**EXERCISE BRIEF**:
Please copy the material word for word, from its first line up to and including the line that contains "bar: [492, 228, 536, 238]".

----------

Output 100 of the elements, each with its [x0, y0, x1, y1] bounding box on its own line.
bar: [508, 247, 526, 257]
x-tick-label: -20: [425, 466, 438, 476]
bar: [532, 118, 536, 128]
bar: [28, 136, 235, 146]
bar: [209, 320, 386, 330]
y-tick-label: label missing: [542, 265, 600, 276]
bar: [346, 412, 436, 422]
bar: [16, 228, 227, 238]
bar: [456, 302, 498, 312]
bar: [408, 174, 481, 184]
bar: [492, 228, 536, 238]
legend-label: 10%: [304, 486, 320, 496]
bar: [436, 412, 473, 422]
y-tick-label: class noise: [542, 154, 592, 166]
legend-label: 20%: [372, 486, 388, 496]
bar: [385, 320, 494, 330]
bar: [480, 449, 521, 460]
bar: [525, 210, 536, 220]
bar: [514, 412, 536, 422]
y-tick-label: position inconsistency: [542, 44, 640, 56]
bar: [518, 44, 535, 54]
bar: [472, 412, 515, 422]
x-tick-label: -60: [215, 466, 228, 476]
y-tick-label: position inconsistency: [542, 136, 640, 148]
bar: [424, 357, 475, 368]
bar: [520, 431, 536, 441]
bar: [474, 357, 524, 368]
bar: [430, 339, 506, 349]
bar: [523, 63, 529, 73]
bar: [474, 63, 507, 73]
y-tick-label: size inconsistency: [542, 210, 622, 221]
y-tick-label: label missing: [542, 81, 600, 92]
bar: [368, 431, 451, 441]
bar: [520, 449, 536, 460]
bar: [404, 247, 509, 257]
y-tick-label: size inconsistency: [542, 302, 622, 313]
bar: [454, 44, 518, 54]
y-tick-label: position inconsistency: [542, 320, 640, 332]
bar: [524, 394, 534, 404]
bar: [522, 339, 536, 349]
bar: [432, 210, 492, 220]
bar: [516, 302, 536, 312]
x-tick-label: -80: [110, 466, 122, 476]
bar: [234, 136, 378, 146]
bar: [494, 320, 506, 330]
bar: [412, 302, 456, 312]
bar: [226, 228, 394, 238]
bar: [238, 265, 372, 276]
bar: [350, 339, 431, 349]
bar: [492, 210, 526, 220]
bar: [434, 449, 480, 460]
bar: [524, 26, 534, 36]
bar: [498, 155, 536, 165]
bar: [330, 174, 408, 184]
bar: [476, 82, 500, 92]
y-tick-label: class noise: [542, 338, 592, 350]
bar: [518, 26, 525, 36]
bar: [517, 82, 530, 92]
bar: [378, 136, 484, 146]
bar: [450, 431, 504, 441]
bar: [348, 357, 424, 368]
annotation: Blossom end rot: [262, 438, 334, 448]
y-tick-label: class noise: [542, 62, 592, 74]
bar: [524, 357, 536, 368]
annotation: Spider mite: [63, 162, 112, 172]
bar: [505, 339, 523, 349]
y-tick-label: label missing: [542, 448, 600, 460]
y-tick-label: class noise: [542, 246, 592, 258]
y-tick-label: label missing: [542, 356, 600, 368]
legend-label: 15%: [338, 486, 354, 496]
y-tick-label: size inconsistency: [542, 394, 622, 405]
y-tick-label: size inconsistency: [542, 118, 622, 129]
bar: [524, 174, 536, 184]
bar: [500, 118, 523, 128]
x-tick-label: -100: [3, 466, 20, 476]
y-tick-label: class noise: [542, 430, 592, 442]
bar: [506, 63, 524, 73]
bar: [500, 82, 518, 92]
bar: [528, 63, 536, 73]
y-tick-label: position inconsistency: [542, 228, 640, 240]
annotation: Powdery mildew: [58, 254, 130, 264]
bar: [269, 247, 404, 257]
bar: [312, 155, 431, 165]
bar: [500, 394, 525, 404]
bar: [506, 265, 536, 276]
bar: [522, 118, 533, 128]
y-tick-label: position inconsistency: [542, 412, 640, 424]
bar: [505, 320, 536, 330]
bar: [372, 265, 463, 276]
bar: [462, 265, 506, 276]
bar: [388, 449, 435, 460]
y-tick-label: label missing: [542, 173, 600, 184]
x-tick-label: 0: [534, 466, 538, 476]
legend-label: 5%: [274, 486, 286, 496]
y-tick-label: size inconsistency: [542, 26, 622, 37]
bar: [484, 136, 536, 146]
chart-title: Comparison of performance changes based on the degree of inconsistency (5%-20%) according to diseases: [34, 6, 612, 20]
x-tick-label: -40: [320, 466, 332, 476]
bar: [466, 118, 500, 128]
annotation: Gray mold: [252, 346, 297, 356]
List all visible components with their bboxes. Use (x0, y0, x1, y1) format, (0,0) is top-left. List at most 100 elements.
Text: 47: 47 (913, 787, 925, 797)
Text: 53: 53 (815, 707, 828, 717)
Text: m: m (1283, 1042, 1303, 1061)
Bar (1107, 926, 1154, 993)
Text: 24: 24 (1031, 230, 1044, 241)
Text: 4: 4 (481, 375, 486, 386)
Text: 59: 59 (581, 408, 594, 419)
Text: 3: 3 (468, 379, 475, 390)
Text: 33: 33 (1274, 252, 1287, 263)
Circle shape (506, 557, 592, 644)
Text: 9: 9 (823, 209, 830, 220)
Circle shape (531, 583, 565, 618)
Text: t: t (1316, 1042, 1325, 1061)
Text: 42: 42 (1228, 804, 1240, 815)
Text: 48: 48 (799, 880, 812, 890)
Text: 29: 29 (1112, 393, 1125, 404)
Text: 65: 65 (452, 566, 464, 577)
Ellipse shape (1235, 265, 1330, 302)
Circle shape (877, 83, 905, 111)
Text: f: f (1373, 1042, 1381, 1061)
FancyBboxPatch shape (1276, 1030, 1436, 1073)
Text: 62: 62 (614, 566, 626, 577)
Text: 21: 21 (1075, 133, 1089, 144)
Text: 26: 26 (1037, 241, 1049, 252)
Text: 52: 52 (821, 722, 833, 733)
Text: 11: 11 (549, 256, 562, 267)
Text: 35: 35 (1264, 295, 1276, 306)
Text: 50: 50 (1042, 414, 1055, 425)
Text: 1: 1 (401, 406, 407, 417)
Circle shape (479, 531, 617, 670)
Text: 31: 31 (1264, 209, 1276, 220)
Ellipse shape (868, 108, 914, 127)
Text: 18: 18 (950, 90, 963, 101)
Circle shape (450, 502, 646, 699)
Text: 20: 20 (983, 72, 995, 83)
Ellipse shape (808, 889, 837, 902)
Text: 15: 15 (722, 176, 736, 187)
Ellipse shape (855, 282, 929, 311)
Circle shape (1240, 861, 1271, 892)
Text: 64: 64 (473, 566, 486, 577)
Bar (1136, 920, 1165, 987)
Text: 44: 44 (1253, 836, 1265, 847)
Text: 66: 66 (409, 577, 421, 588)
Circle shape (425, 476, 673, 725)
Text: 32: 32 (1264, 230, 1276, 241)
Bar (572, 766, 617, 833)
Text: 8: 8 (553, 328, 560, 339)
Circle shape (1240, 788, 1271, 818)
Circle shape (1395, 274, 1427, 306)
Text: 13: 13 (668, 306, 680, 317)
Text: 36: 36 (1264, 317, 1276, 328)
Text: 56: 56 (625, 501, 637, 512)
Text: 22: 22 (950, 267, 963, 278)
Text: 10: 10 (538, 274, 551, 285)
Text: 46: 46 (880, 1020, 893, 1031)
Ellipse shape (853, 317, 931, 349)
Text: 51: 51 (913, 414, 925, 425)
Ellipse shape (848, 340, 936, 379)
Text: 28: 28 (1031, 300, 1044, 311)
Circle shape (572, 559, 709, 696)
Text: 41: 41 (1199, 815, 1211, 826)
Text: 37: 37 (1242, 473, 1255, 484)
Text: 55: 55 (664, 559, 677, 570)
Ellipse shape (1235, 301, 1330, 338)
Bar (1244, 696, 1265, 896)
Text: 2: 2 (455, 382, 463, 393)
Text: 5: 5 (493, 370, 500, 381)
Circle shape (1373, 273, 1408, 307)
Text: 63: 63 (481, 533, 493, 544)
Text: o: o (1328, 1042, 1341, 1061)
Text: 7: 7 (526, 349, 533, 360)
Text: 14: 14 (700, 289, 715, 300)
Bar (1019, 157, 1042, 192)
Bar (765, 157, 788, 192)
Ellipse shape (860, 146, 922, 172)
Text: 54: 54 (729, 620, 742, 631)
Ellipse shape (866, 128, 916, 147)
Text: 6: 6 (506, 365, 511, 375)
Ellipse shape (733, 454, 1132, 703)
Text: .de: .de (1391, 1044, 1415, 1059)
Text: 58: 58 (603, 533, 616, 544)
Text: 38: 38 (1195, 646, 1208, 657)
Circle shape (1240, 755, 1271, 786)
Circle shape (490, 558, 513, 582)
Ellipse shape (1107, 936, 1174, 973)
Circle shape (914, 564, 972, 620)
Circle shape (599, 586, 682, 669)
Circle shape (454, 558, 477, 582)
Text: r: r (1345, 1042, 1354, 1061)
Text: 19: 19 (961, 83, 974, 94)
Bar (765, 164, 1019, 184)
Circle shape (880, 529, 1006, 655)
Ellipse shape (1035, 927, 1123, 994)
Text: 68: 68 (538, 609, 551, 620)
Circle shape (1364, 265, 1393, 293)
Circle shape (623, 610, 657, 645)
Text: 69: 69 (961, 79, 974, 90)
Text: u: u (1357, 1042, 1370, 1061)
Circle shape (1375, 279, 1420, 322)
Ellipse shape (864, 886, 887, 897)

----------

**SOLUTION TO THIS EXERCISE**:
Output 100 of the elements, each with its [x0, y0, x1, y1] bounding box on its own line.
bar: [508, 247, 526, 257]
x-tick-label: -20: [425, 466, 438, 476]
bar: [532, 118, 536, 128]
bar: [28, 136, 235, 146]
bar: [209, 320, 386, 330]
y-tick-label: label missing: [542, 265, 600, 276]
bar: [346, 412, 436, 422]
bar: [16, 228, 227, 238]
bar: [456, 302, 498, 312]
bar: [408, 174, 481, 184]
bar: [492, 228, 536, 238]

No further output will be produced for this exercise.